→ Brief
The data must be returned in full and exactly as given.

(Stored data entries)

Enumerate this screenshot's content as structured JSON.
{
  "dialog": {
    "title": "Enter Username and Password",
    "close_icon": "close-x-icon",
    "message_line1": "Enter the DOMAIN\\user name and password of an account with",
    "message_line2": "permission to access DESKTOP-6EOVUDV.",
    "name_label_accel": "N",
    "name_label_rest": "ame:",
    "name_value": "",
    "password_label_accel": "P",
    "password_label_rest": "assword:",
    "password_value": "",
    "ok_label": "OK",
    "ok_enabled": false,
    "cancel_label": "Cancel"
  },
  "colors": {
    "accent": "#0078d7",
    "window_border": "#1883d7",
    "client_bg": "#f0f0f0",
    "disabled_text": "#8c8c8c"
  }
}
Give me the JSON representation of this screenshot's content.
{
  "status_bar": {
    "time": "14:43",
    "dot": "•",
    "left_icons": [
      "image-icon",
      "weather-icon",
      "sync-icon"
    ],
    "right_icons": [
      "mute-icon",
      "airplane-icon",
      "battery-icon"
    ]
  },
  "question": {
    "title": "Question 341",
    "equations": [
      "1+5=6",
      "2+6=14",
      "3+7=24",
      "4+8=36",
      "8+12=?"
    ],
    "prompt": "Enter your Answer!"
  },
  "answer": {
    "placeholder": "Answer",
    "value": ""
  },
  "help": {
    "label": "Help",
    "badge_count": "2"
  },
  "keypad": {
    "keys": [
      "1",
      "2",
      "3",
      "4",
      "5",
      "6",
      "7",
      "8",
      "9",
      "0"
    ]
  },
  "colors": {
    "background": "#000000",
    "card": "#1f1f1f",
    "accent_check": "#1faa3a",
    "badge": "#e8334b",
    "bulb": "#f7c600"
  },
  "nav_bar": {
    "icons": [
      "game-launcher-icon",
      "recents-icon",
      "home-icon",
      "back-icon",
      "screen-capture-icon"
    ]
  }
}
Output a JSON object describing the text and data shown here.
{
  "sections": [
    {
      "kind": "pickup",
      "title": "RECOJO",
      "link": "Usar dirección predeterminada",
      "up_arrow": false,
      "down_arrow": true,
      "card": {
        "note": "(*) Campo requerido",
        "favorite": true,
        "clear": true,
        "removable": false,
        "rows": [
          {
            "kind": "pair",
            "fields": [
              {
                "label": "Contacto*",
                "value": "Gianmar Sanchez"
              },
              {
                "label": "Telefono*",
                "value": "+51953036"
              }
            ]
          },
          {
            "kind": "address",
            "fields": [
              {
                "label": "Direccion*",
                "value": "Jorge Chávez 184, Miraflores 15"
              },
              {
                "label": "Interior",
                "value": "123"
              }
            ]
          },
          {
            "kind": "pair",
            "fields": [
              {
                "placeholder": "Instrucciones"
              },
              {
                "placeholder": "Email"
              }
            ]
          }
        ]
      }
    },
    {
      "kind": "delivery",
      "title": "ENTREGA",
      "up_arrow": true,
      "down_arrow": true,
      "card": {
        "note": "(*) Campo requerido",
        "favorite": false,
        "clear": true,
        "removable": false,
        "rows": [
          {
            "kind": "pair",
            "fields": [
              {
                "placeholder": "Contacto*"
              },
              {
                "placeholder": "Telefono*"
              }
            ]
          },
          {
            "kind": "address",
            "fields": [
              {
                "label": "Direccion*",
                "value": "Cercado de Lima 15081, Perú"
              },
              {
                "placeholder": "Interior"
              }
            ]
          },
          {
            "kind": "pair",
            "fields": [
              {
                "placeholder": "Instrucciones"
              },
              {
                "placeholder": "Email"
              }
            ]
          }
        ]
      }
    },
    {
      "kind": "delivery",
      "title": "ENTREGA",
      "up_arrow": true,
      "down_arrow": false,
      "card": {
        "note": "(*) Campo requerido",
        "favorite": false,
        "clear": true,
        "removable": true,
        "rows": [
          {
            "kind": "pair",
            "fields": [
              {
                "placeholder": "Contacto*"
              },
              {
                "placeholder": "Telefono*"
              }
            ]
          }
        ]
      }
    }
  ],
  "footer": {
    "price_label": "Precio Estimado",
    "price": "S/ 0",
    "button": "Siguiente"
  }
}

→ Solution
Enumerate this screenshot's content as structured JSON.
{
  "dialog": {
    "title": "Enter Username and Password",
    "close_icon": "close-x-icon",
    "message_line1": "Enter the DOMAIN\\user name and password of an account with",
    "message_line2": "permission to access DESKTOP-6EOVUDV.",
    "name_label_accel": "N",
    "name_label_rest": "ame:",
    "name_value": "",
    "password_label_accel": "P",
    "password_label_rest": "assword:",
    "password_value": "",
    "ok_label": "OK",
    "ok_enabled": false,
    "cancel_label": "Cancel"
  },
  "colors": {
    "accent": "#0078d7",
    "window_border": "#1883d7",
    "client_bg": "#f0f0f0",
    "disabled_text": "#8c8c8c"
  }
}
Give me the JSON representation of this screenshot's content.
{
  "status_bar": {
    "time": "14:43",
    "dot": "•",
    "left_icons": [
      "image-icon",
      "weather-icon",
      "sync-icon"
    ],
    "right_icons": [
      "mute-icon",
      "airplane-icon",
      "battery-icon"
    ]
  },
  "question": {
    "title": "Question 341",
    "equations": [
      "1+5=6",
      "2+6=14",
      "3+7=24",
      "4+8=36",
      "8+12=?"
    ],
    "prompt": "Enter your Answer!"
  },
  "answer": {
    "placeholder": "Answer",
    "value": ""
  },
  "help": {
    "label": "Help",
    "badge_count": "2"
  },
  "keypad": {
    "keys": [
      "1",
      "2",
      "3",
      "4",
      "5",
      "6",
      "7",
      "8",
      "9",
      "0"
    ]
  },
  "colors": {
    "background": "#000000",
    "card": "#1f1f1f",
    "accent_check": "#1faa3a",
    "badge": "#e8334b",
    "bulb": "#f7c600"
  },
  "nav_bar": {
    "icons": [
      "game-launcher-icon",
      "recents-icon",
      "home-icon",
      "back-icon",
      "screen-capture-icon"
    ]
  }
}
Output a JSON object describing the text and data shown here.
{
  "sections": [
    {
      "kind": "pickup",
      "title": "RECOJO",
      "link": "Usar dirección predeterminada",
      "up_arrow": false,
      "down_arrow": true,
      "card": {
        "note": "(*) Campo requerido",
        "favorite": true,
        "clear": true,
        "removable": false,
        "rows": [
          {
            "kind": "pair",
            "fields": [
              {
                "label": "Contacto*",
                "value": "Gianmar Sanchez"
              },
              {
                "label": "Telefono*",
                "value": "+51953036"
              }
            ]
          },
          {
            "kind": "address",
            "fields": [
              {
                "label": "Direccion*",
                "value": "Jorge Chávez 184, Miraflores 15"
              },
              {
                "label": "Interior",
                "value": "123"
              }
            ]
          },
          {
            "kind": "pair",
            "fields": [
              {
                "placeholder": "Instrucciones"
              },
              {
                "placeholder": "Email"
              }
            ]
          }
        ]
      }
    },
    {
      "kind": "delivery",
      "title": "ENTREGA",
      "up_arrow": true,
      "down_arrow": true,
      "card": {
        "note": "(*) Campo requerido",
        "favorite": false,
        "clear": true,
        "removable": false,
        "rows": [
          {
            "kind": "pair",
            "fields": [
              {
                "placeholder": "Contacto*"
              },
              {
                "placeholder": "Telefono*"
              }
            ]
          },
          {
            "kind": "address",
            "fields": [
              {
                "label": "Direccion*",
                "value": "Cercado de Lima 15081, Perú"
              },
              {
                "placeholder": "Interior"
              }
            ]
          },
          {
            "kind": "pair",
            "fields": [
              {
                "placeholder": "Instrucciones"
              },
              {
                "placeholder": "Email"
              }
            ]
          }
        ]
      }
    },
    {
      "kind": "delivery",
      "title": "ENTREGA",
      "up_arrow": true,
      "down_arrow": false,
      "card": {
        "note": "(*) Campo requerido",
        "favorite": false,
        "clear": true,
        "removable": true,
        "rows": [
          {
            "kind": "pair",
            "fields": [
              {
                "placeholder": "Contacto*"
              },
              {
                "placeholder": "Telefono*"
              }
            ]
          }
        ]
      }
    }
  ],
  "footer": {
    "price_label": "Precio Estimado",
    "price": "S/ 0",
    "button": "Siguiente"
  }
}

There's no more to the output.